> GIVEN EXERCISE
Go through the entries one line at a time, and gather every line that has the word "Postępowanie".

> Recorded data
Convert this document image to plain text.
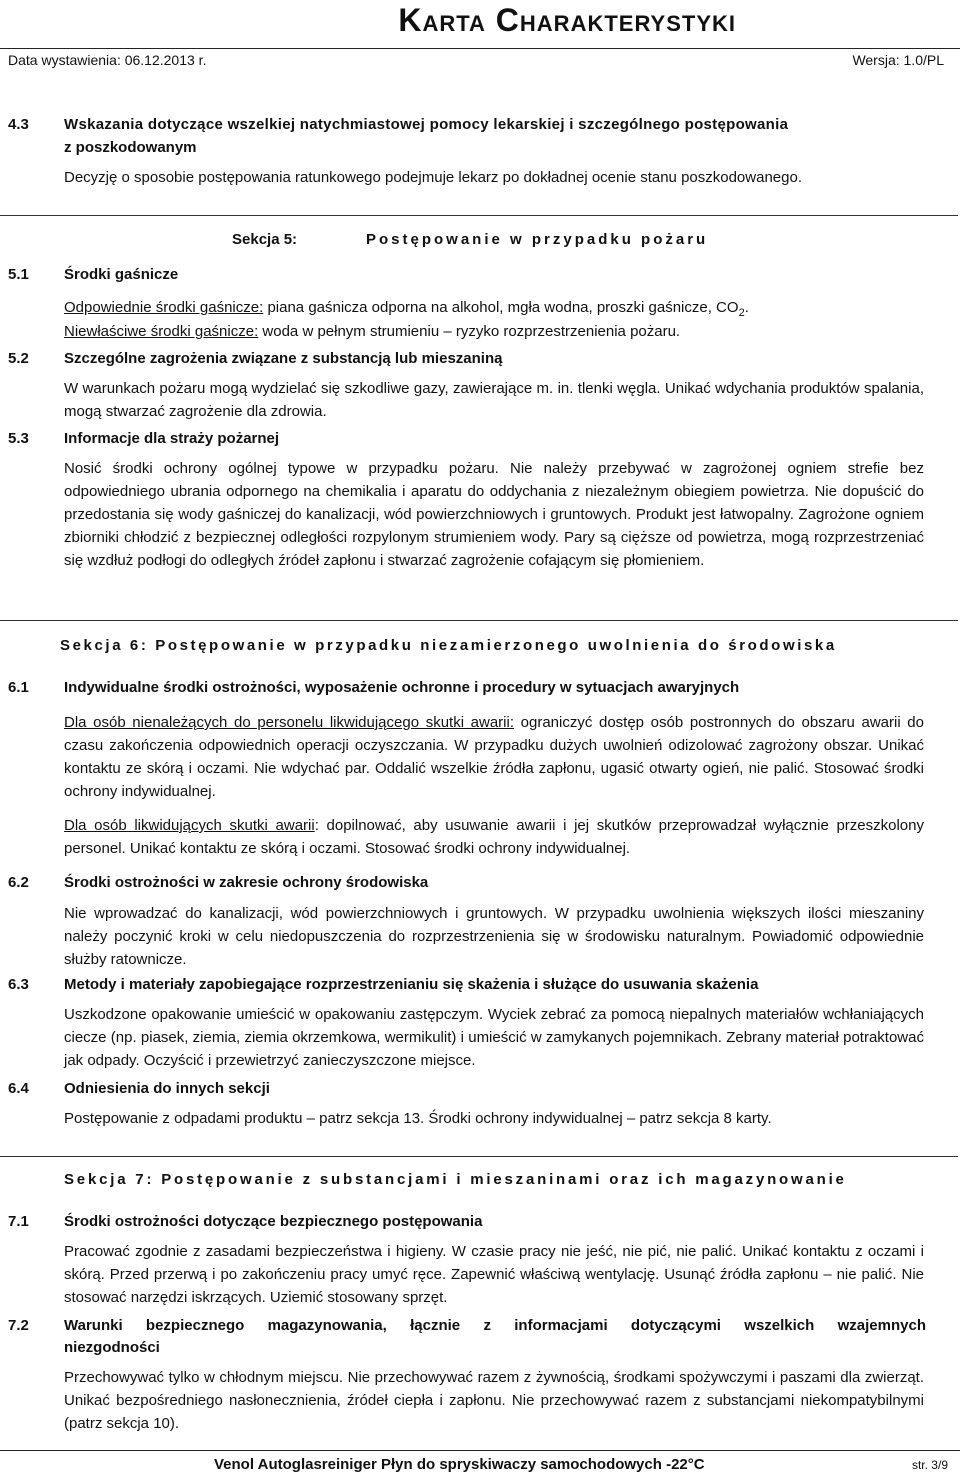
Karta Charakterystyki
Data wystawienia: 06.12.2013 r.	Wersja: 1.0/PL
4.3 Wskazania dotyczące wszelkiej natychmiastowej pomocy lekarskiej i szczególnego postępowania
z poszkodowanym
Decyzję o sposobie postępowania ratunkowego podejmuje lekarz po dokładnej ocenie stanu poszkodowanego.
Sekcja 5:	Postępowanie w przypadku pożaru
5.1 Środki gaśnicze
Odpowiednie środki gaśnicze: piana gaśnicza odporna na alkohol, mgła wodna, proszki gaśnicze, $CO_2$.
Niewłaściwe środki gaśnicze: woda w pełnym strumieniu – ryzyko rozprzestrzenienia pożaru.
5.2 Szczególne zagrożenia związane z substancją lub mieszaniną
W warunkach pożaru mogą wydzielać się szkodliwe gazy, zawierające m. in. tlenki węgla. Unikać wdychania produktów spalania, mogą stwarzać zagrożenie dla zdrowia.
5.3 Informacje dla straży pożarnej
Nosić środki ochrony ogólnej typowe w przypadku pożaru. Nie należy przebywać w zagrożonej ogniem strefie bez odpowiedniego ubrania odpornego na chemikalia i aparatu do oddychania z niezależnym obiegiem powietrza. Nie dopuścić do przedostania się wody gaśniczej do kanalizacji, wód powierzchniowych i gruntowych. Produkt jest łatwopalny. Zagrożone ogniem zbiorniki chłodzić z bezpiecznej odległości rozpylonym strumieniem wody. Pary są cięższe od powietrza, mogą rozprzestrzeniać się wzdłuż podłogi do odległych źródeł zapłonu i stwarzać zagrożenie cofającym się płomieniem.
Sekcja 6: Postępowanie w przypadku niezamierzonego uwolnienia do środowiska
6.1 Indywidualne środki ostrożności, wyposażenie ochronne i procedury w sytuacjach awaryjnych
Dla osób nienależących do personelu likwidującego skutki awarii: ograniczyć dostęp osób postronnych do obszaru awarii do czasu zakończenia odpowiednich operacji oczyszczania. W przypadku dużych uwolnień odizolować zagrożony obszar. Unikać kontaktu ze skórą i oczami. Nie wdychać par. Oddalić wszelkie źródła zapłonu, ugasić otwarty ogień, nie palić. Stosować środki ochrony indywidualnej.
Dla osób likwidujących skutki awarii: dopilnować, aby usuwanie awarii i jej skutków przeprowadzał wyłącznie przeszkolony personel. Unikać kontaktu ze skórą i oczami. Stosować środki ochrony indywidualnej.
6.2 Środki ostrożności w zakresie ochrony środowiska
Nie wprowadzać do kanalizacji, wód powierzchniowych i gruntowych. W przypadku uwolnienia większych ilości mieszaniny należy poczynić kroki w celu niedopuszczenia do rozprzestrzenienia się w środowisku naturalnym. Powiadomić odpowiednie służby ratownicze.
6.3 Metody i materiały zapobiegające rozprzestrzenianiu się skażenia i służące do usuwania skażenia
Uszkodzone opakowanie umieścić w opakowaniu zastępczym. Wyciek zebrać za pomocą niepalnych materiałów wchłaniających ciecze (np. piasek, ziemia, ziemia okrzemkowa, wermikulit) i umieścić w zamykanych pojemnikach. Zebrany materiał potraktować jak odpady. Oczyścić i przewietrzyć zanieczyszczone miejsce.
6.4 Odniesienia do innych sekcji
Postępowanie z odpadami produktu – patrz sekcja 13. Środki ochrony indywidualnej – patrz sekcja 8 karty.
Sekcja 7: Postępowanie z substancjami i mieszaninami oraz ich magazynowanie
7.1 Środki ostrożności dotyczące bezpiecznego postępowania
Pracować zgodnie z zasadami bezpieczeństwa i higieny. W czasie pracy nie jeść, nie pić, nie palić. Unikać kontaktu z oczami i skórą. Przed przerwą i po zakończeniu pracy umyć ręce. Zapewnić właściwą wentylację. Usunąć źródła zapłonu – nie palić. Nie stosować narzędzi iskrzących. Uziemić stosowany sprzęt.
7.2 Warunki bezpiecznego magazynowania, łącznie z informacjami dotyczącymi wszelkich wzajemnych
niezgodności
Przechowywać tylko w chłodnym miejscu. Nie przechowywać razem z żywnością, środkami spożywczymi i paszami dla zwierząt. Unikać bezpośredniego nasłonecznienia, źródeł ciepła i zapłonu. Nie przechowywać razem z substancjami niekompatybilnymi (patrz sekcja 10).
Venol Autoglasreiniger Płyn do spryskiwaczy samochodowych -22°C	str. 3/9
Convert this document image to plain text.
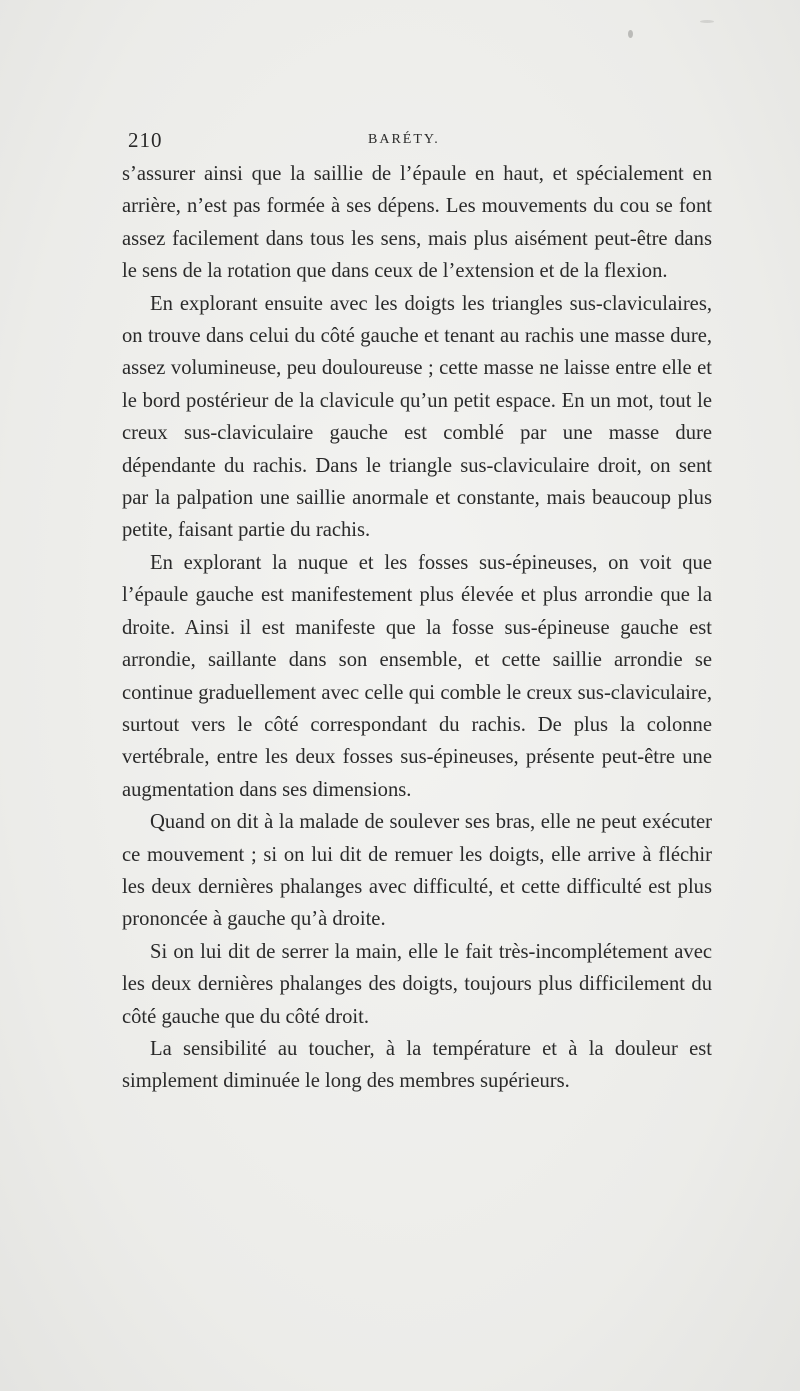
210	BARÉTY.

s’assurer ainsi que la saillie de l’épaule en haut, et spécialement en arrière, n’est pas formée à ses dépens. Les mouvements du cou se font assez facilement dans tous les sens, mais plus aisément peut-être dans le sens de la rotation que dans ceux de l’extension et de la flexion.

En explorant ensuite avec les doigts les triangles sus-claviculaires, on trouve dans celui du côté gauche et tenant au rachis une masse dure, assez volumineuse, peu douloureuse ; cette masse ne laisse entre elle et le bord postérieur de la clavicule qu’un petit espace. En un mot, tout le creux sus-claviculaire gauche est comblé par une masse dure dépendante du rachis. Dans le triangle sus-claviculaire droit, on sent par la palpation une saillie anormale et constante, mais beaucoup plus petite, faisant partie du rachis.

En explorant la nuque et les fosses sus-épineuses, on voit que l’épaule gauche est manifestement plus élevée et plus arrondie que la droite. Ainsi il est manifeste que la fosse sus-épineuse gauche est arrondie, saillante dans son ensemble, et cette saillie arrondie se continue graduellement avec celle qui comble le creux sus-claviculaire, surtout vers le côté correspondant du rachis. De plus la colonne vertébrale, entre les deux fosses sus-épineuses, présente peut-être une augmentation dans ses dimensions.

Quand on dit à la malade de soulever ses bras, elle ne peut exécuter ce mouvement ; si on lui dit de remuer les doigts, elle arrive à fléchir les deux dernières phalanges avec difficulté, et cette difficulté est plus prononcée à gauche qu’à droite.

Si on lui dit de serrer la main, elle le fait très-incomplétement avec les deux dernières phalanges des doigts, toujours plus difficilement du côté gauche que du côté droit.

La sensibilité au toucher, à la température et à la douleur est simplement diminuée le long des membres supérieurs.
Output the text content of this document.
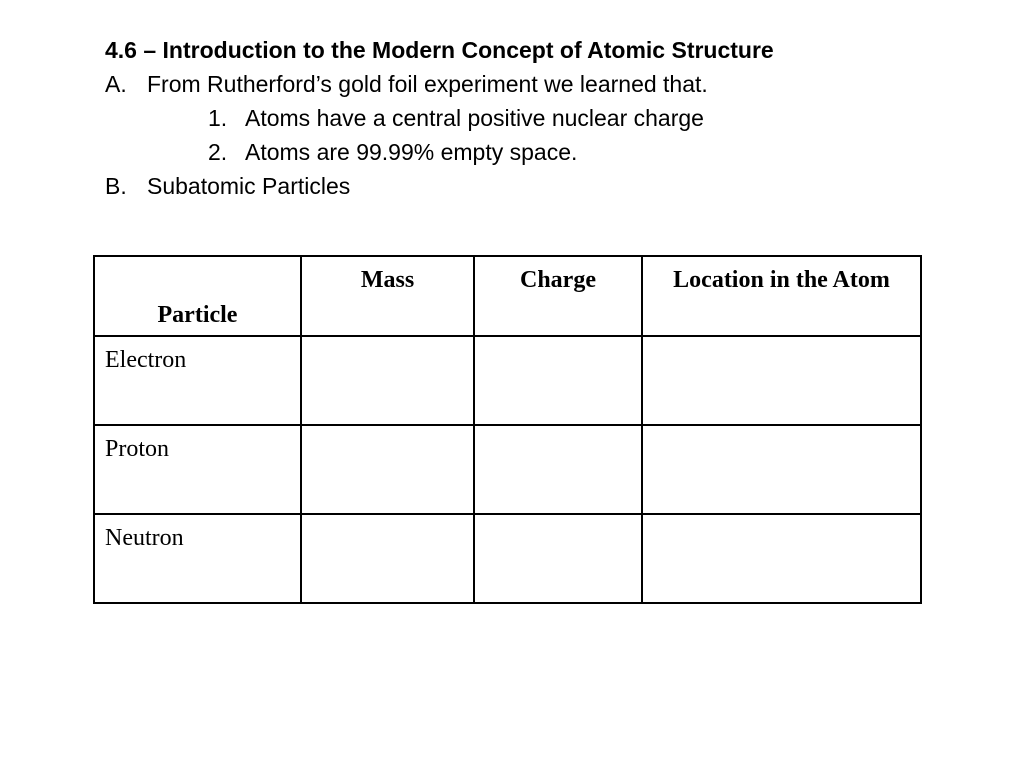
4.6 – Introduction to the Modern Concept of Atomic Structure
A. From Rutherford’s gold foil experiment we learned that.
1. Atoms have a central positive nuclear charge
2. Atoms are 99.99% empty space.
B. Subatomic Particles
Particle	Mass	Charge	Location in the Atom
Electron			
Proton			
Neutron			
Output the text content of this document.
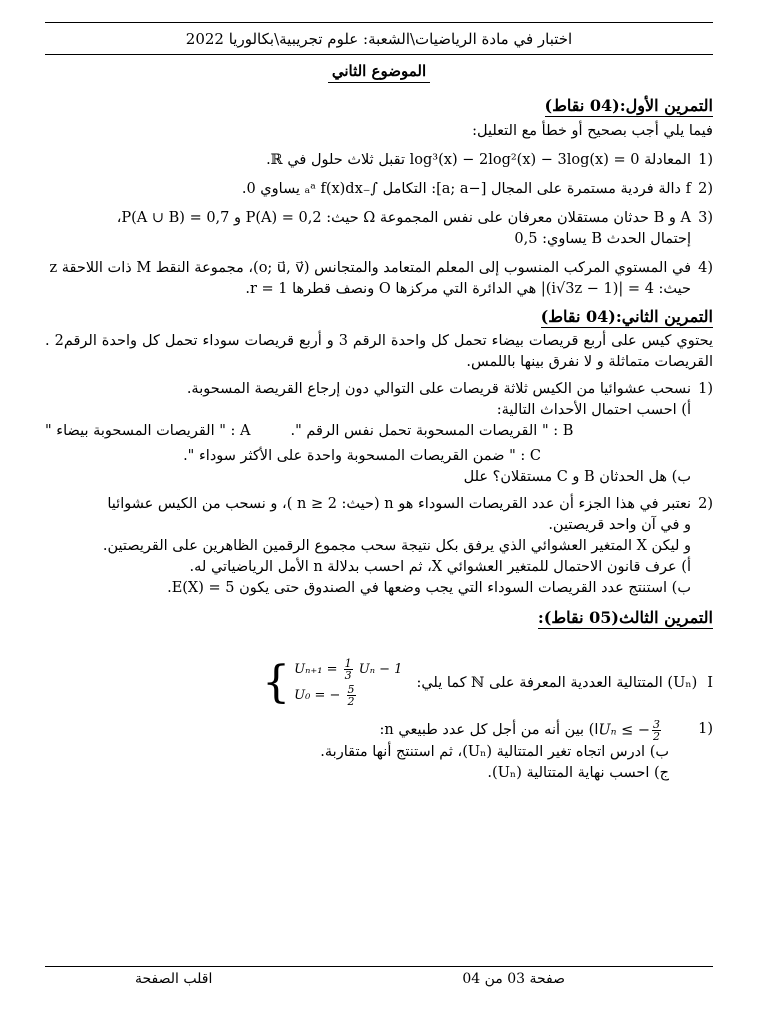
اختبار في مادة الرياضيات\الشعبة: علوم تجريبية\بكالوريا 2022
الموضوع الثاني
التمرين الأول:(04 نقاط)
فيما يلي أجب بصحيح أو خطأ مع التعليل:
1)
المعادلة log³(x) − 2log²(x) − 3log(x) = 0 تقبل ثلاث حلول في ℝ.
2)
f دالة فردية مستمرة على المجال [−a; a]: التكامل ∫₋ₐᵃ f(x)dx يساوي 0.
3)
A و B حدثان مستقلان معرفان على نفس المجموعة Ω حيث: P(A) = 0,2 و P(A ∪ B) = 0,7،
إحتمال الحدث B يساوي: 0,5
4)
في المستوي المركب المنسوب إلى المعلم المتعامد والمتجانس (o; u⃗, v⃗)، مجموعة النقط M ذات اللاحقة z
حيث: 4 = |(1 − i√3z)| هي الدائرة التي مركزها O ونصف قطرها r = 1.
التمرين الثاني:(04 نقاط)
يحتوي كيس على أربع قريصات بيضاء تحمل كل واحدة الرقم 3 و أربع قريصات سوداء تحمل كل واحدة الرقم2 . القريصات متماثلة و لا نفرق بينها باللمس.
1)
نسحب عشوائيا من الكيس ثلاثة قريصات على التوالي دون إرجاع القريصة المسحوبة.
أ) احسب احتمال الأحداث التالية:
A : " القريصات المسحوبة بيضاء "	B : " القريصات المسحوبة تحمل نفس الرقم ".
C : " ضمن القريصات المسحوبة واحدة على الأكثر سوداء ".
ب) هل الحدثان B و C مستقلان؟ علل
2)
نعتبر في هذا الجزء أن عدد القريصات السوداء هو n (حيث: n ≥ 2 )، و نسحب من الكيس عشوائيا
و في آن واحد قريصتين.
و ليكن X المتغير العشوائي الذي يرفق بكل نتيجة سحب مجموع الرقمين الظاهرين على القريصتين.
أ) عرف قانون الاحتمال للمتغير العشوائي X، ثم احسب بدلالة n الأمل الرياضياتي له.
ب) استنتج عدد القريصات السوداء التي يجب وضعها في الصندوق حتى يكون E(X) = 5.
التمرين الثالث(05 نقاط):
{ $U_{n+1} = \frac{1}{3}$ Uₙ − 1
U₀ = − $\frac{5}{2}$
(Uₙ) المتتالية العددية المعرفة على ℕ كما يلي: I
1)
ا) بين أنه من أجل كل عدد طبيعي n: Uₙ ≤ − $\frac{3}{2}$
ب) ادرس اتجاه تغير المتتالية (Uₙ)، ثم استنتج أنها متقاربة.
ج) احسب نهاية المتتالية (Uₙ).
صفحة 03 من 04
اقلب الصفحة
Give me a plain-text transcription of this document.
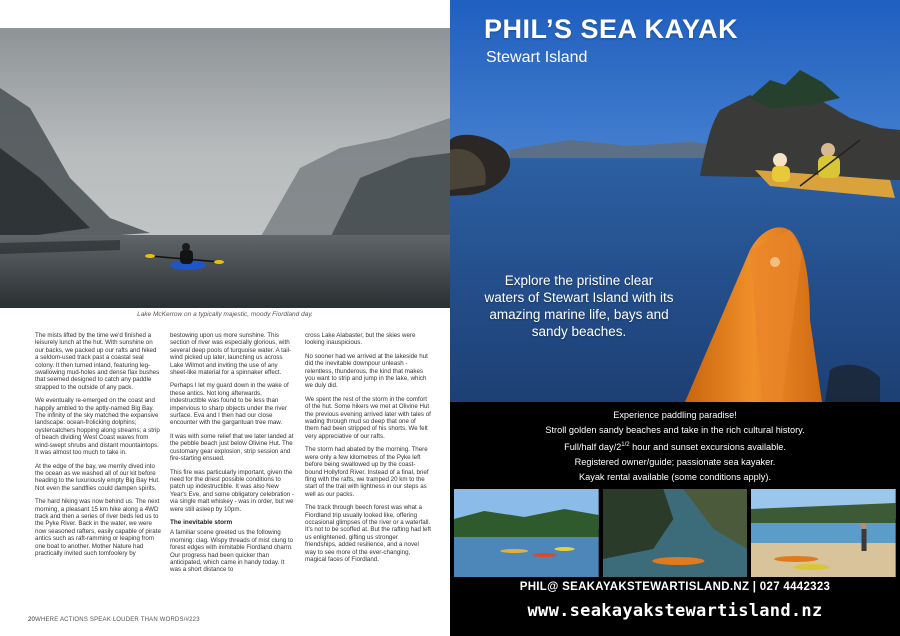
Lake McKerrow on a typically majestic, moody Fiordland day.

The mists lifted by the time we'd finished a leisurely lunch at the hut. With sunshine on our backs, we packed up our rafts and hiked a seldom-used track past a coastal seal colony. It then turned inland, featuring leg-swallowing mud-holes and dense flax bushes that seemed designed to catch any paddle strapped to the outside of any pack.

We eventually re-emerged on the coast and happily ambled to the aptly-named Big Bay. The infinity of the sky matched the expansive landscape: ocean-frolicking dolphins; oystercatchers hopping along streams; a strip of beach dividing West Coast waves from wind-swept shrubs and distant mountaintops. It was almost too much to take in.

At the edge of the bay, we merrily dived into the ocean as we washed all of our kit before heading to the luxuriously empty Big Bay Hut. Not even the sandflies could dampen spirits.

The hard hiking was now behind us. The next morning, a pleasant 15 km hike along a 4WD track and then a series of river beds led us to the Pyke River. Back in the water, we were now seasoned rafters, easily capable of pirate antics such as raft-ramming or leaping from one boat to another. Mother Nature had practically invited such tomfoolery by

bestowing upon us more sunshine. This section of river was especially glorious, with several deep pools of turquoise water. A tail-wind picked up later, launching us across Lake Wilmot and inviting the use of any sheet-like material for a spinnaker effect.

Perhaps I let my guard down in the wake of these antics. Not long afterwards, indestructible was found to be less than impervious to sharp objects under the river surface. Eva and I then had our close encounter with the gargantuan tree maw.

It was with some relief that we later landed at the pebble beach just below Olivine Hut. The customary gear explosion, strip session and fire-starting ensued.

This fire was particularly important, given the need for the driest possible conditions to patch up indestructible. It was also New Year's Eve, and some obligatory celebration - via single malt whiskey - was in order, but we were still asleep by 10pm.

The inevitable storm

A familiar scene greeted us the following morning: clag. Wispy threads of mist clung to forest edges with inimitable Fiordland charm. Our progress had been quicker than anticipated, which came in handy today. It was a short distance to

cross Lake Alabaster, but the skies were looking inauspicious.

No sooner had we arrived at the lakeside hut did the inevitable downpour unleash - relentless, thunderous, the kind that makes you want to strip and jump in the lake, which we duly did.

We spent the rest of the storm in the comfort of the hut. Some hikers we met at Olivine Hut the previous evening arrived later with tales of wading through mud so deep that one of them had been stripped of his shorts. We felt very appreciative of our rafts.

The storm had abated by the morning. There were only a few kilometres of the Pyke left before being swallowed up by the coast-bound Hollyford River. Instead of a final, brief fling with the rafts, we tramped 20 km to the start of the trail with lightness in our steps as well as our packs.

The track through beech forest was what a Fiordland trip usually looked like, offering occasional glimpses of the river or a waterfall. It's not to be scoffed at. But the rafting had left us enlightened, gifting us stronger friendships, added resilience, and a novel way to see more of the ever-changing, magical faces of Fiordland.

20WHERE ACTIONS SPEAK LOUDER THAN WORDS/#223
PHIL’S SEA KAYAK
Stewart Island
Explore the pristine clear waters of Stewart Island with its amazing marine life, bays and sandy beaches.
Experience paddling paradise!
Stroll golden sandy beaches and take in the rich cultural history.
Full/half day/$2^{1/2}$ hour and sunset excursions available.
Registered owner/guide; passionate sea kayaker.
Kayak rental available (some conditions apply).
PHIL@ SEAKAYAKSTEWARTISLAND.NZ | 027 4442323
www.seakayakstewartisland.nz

> TASK SOLUTION
Sekcja 5:	Postępowanie w przypadku pożaru
Sekcja 6: Postępowanie w przypadku niezamierzonego uwolnienia do środowiska
Postępowanie z odpadami produktu – patrz sekcja 13. Środki ochrony indywidualnej – patrz sekcja 8 karty.
Sekcja 7: Postępowanie z substancjami i mieszaninami oraz ich magazynowanie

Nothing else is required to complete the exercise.